-- Text block --
======

To be honest, and in order to get this off my chest from the start, I’ve never seen the point of professional bodies. I know that on three occasions I actually joined a professional body, but this was more in the hope of protecting my job prospects should redundancy come knocking. And in hindsight, I needn’t have bothered.

The first time was when I just had graduated, and I joined the K.VIV. I can’t really remember whether it really was a requirement in order to be recognised as a professional engineer who could add the title ‘ir.’ in front their name, or whether it just seemed the prudent thing to do. Anyhow, it didn’t help me in my job search after I left the army, and after one renewal of my membership while I was already working in South Africa, I decided that there was not really any benefit to an engineer working abroad, and let my membership lapse, never to rejoin.

======

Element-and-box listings
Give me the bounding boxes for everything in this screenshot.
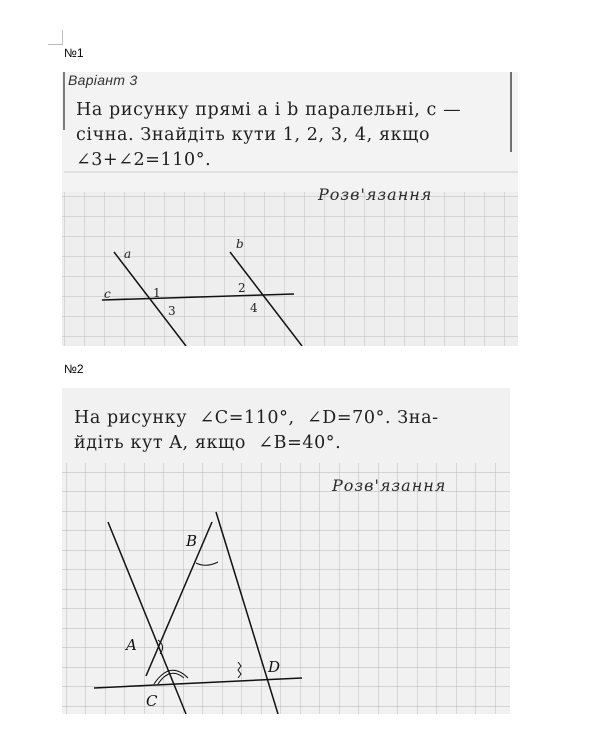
task-number-1: №1 (64, 46, 84, 60)
task-1-photo (62, 72, 518, 346)
base-line (94, 678, 302, 688)
angle-b-arc (196, 562, 218, 565)
label-a: a (124, 247, 132, 261)
figure-1 (62, 72, 518, 346)
task-2-line-1: На рисунку ∠C=110°, ∠D=70°. Зна- (74, 408, 439, 428)
label-b: b (236, 237, 244, 251)
point-c-label: C (146, 692, 158, 710)
angle-3-label: 3 (168, 304, 176, 318)
task-1-line-2: січна. Знайдіть кути 1, 2, 3, 4, якщо (76, 125, 431, 145)
task-1-line-1: На рисунку прямі a і b паралельні, c — (76, 100, 462, 120)
task-1-line-3: ∠3+∠2=110°. (76, 150, 212, 170)
solution-label-2: Розв'язання (332, 476, 447, 495)
transversal (146, 522, 212, 676)
variant-label: Варіант 3 (68, 72, 138, 88)
task-number-2: №2 (64, 362, 84, 376)
solution-label-1: Розв'язання (318, 185, 433, 204)
angle-d-mark (238, 662, 241, 678)
angle-1-label: 1 (153, 286, 161, 300)
figure-2 (62, 388, 510, 714)
point-b-label: B (186, 532, 198, 550)
point-d-label: D (268, 658, 281, 676)
angle-2-label: 2 (238, 281, 246, 295)
angle-4-label: 4 (250, 301, 258, 315)
task-2-line-2: йдіть кут A, якщо ∠B=40°. (74, 433, 342, 453)
line-right (216, 512, 281, 714)
label-c: c (104, 287, 111, 301)
task-2-photo (62, 388, 510, 714)
corner-mark (48, 30, 63, 45)
line-b (230, 252, 302, 346)
point-a-label: A (126, 636, 137, 654)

======

-- Required actions --
1/ Set down the part of the text on professional bodies that opens with the words containing "The first time" and closes with "never to rejoin.", word for word.
2/ Answer these questions from the text on professional bodies:
(a) How many times did the writer join a professional body?
(b) Which body did the writer join right after graduating?
(c) In what country was the writer working when renewing that membership?
Use only the text on professional bodies to answer.

-- Solution set --
1/
The first time was when I just had graduated, and I joined the K.VIV. I can’t really remember whether it really was a requirement in order to be recognised as a professional engineer who could add the title ‘ir.’ in front their name, or whether it just seemed the prudent thing to do. Anyhow, it didn’t help me in my job search after I left the army, and after one renewal of my membership while I was already working in South Africa, I decided that there was not really any benefit to an engineer working abroad, and let my membership lapse, never to rejoin.

2/
(a) Three times.
(b) The K.VIV.
(c) South Africa.